Lon Kurashige, author of “Two Faces of Exclusion: The Untold History of Anti-Asian Racism in the United States” (University of North Carolina Press), will speak on Saturday, March 25, at 2 p.m. at the Japanese American National Museum, 100 N. Central Ave. in Little Tokyo.


Lon Kurashige


From the Chinese Exclusion Act of 1882 to the incarceration of Japanese Americans during World War II, the United States has a long history of anti-Asian policies. In his latest book, author and USC associate professor of history Kurashige demonstrates that despite widespread racism, Asian exclusion was not the product of an ongoing national consensus; it was a subject of fierce debate.

“Two Faces of Exclusion” examines the organized and well-funded opposition to discrimination that involved some of the most powerful public figures in American politics, business, religion, and academia. In recovering this opposition, Kurashige explains the rise and fall of exclusionist policies through an unstable and protracted political rivalry that began in the 1850s with the coming of Asian immigrants, extended to the age of exclusion from the 1880s until the 1960s, and since then has shaped the memory of past discrimination.

In this first book-length analysis of both sides of the debate, Kurashige argues that exclusion-era policies were more than just enactments of racism; they were also catalysts for U.S.-Asian cooperation and the basis for the 21st century’s tightly integrated Pacific world.

▬▬▬▬▬▬

Set problem A | In the announcement, rewrite the paragraph beginning "“Two Faces of Exclusion” examines" more briefly, keeping its main facts.
The announcement and the rows are unrelated material.

Element box records |
▬▬▬▬▬▬

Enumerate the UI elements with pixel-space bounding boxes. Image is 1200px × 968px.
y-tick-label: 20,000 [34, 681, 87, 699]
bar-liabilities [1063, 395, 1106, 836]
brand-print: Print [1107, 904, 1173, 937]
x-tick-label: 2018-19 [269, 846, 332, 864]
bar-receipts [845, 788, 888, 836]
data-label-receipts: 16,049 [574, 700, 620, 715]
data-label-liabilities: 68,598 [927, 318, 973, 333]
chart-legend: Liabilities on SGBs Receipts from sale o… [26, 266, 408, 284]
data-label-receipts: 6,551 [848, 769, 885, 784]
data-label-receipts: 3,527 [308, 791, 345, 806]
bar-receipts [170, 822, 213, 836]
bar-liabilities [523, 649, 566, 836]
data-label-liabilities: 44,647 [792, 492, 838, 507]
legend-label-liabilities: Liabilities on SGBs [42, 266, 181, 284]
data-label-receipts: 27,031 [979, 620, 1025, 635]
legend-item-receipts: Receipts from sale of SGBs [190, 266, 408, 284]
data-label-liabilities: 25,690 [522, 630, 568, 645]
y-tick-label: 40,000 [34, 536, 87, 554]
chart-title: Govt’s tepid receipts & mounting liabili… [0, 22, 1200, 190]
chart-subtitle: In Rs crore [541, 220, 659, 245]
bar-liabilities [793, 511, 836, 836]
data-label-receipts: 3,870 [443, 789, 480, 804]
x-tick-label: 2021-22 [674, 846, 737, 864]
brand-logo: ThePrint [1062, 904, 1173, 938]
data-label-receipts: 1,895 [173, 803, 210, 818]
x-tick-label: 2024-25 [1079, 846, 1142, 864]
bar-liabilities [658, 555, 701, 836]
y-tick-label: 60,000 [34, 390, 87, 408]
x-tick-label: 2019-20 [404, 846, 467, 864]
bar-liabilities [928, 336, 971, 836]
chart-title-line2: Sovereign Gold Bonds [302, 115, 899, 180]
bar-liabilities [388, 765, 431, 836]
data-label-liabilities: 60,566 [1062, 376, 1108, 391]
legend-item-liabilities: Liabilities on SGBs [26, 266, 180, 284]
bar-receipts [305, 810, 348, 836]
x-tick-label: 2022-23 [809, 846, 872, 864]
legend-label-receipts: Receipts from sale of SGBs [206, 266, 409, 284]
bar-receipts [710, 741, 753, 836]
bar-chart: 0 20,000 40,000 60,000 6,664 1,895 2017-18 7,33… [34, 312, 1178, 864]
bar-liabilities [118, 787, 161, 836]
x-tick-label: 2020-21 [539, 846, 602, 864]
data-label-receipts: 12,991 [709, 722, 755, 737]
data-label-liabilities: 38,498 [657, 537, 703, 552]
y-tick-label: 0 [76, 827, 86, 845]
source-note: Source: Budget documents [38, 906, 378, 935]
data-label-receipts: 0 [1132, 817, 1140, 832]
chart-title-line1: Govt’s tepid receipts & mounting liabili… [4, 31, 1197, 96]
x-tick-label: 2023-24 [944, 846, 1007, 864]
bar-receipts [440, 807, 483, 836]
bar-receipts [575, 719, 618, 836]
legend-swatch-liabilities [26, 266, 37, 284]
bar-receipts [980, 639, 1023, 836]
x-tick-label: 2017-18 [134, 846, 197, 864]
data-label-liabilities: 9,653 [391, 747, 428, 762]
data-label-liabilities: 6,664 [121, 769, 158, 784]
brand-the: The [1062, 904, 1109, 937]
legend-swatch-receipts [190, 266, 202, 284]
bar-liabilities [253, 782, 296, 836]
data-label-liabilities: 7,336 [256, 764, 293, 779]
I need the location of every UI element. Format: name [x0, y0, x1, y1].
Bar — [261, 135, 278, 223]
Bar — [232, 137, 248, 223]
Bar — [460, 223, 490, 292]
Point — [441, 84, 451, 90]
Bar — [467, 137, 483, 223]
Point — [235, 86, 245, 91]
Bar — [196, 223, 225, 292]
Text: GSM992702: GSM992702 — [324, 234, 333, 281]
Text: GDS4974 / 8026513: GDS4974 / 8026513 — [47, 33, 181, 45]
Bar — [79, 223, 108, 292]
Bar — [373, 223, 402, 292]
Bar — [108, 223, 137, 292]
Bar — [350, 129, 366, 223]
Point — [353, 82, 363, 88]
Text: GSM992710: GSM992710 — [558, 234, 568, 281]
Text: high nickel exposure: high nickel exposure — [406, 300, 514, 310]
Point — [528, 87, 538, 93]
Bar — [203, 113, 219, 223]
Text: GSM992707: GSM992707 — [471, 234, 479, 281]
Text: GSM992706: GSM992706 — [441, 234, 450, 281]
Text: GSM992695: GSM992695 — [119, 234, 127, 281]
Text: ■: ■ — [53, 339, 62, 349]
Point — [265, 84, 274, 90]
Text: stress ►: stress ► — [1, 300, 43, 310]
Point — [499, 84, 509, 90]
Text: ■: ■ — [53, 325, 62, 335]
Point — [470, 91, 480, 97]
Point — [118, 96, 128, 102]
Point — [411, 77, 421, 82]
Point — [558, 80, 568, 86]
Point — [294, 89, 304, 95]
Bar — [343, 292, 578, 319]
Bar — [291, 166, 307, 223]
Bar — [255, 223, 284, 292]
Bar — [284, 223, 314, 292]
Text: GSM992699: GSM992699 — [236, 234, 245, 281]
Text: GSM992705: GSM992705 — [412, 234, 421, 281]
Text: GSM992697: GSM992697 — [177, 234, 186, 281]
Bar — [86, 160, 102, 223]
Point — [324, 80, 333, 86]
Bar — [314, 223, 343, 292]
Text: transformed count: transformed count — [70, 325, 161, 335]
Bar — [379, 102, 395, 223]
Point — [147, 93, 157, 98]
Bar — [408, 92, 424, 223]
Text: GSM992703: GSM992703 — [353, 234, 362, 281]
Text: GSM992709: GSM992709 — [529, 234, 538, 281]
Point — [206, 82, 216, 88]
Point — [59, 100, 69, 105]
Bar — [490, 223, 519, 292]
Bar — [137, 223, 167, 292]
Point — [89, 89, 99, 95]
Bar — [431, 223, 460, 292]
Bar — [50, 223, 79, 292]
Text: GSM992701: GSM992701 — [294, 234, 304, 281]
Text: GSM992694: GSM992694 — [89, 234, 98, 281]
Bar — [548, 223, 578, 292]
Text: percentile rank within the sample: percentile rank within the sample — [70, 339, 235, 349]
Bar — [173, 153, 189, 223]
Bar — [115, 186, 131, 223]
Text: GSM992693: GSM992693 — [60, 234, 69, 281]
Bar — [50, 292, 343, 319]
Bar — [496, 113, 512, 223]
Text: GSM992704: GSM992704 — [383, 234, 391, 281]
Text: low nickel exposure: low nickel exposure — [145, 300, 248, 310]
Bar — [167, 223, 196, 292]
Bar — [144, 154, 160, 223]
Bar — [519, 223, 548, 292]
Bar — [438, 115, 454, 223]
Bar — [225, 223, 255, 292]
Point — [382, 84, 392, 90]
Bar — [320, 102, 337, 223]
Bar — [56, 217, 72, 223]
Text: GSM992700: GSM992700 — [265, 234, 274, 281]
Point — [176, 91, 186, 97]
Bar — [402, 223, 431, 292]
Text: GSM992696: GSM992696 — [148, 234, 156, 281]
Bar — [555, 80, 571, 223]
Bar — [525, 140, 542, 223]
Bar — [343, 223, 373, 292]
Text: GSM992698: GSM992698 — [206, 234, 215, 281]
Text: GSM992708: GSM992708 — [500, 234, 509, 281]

▬▬▬▬▬▬

Set problem B | Rewrite the rows as a numbered list, beginning at the start of the rows and going through the line that contains "data-label-liabilities: 44,647 [792, 492, 838, 507]", with both ends included and blank lines left out.

Final answer A | The book studies the organized, well-funded opposition to discrimination, which involved powerful figures in American politics, business, religion, and academia. Through it, Kurashige explains the rise and fall of exclusionist policies as the result of a long, unstable political rivalry. That rivalry began with Asian immigration in the 1850s and continued through the exclusion era from the 1880s until the 1960s. Since then, it has shaped the memory of past discrimination.

Final answer B |
1. Enumerate the UI elements with pixel-space bounding boxes. Image is 1200px × 968px.
2. y-tick-label: 20,000 [34, 681, 87, 699]
3. bar-liabilities [1063, 395, 1106, 836]
4. brand-print: Print [1107, 904, 1173, 937]
5. x-tick-label: 2018-19 [269, 846, 332, 864]
6. bar-receipts [845, 788, 888, 836]
7. data-label-receipts: 16,049 [574, 700, 620, 715]
8. data-label-liabilities: 68,598 [927, 318, 973, 333]
9. chart-legend: Liabilities on SGBs Receipts from sale o… [26, 266, 408, 284]
10. data-label-receipts: 6,551 [848, 769, 885, 784]
11. data-label-receipts: 3,527 [308, 791, 345, 806]
12. bar-receipts [170, 822, 213, 836]
13. bar-liabilities [523, 649, 566, 836]
14. data-label-liabilities: 44,647 [792, 492, 838, 507]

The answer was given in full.